▶ **WHAT YOU HAVE TO DO**
Examine the records and identify each line that includes the string "сохранить". Copy those lines.

+-------+

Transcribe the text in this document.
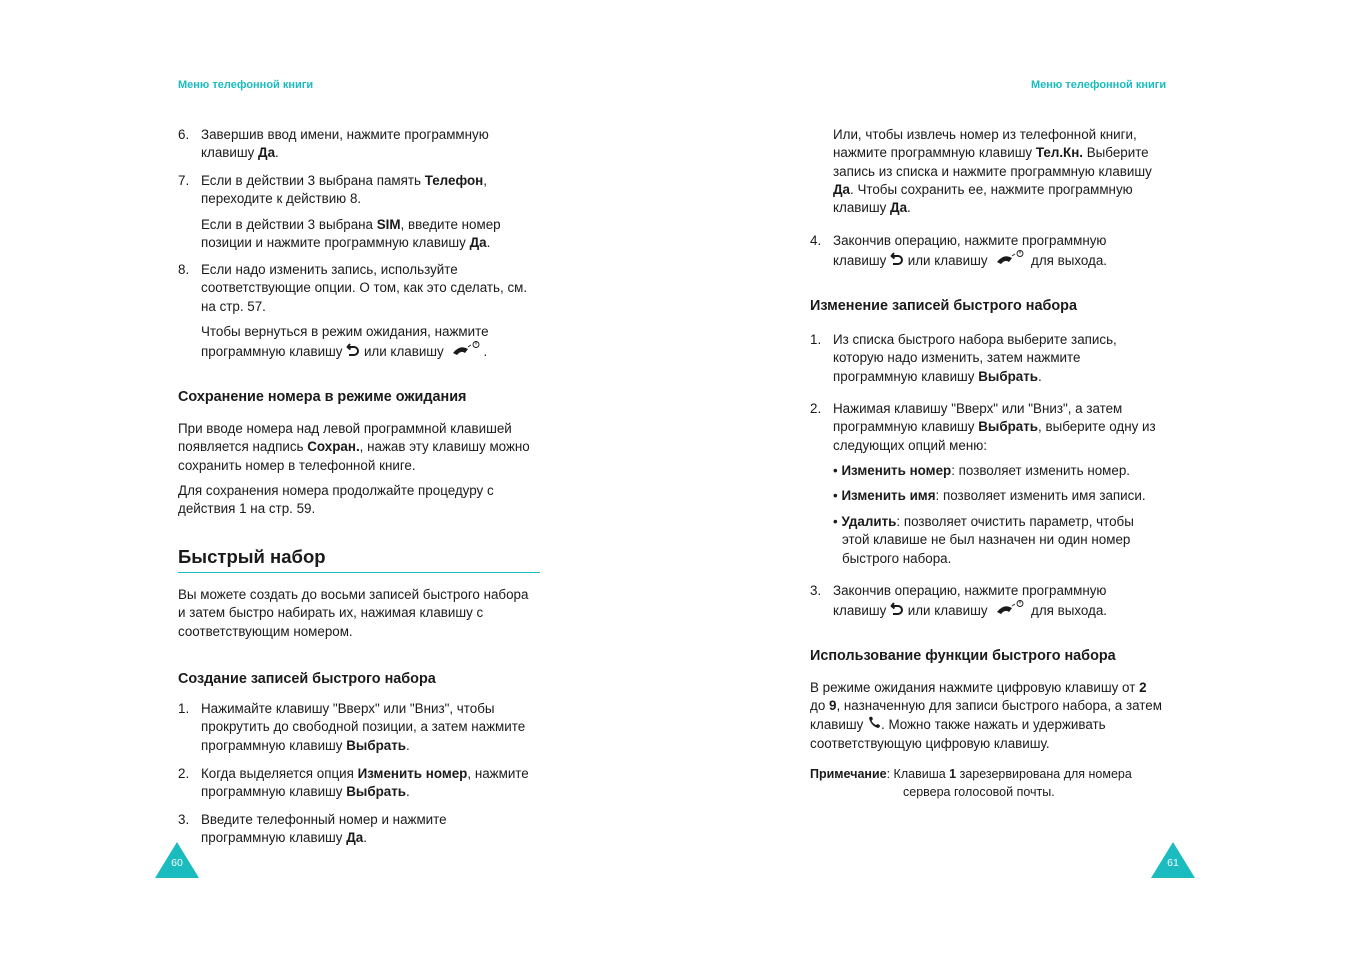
Меню телефонной книги
6. Завершив ввод имени, нажмите программную
клавишу Да.
7. Если в действии 3 выбрана память Телефон,
переходите к действию 8.
Если в действии 3 выбрана SIM, введите номер
позиции и нажмите программную клавишу Да.
8. Если надо изменить запись, используйте
соответствующие опции. О том, как это сделать, см.
на стр. 57.
Чтобы вернуться в режим ожидания, нажмите
программную клавишу  или клавишу	.
Сохранение номера в режиме ожидания
При вводе номера над левой программной клавишей
появляется надпись Сохран., нажав эту клавишу можно
сохранить номер в телефонной книге.
Для сохранения номера продолжайте процедуру с
действия 1 на стр. 59.
Быстрый набор
Вы можете создать до восьми записей быстрого набора
и затем быстро набирать их, нажимая клавишу с
соответствующим номером.
Создание записей быстрого набора
1. Нажимайте клавишу "Вверх" или "Вниз", чтобы
прокрутить до свободной позиции, а затем нажмите
программную клавишу Выбрать.
2. Когда выделяется опция Изменить номер, нажмите
программную клавишу Выбрать.
3. Введите телефонный номер и нажмите
программную клавишу Да.
60
Меню телефонной книги
Или, чтобы извлечь номер из телефонной книги,
нажмите программную клавишу Тел.Кн. Выберите
запись из списка и нажмите программную клавишу
Да. Чтобы сохранить ее, нажмите программную
клавишу Да.
4. Закончив операцию, нажмите программную
клавишу  или клавишу	для выхода.
Изменение записей быстрого набора
1. Из списка быстрого набора выберите запись,
которую надо изменить, затем нажмите
программную клавишу Выбрать.
2. Нажимая клавишу "Вверх" или "Вниз", а затем
программную клавишу Выбрать, выберите одну из
следующих опций меню:
• Изменить номер: позволяет изменить номер.
• Изменить имя: позволяет изменить имя записи.
• Удалить: позволяет очистить параметр, чтобы
этой клавише не был назначен ни один номер
быстрого набора.
3. Закончив операцию, нажмите программную
клавишу  или клавишу	для выхода.
Использование функции быстрого набора
В режиме ожидания нажмите цифровую клавишу от 2
до 9, назначенную для записи быстрого набора, а затем
клавишу . Можно также нажать и удерживать
соответствующую цифровую клавишу.
Примечание: Клавиша 1 зарезервирована для номера
сервера голосовой почты.
61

+-------+

▶ **COMPLETE ANSWER**
сохранить номер в телефонной книге.
Да. Чтобы сохранить ее, нажмите программную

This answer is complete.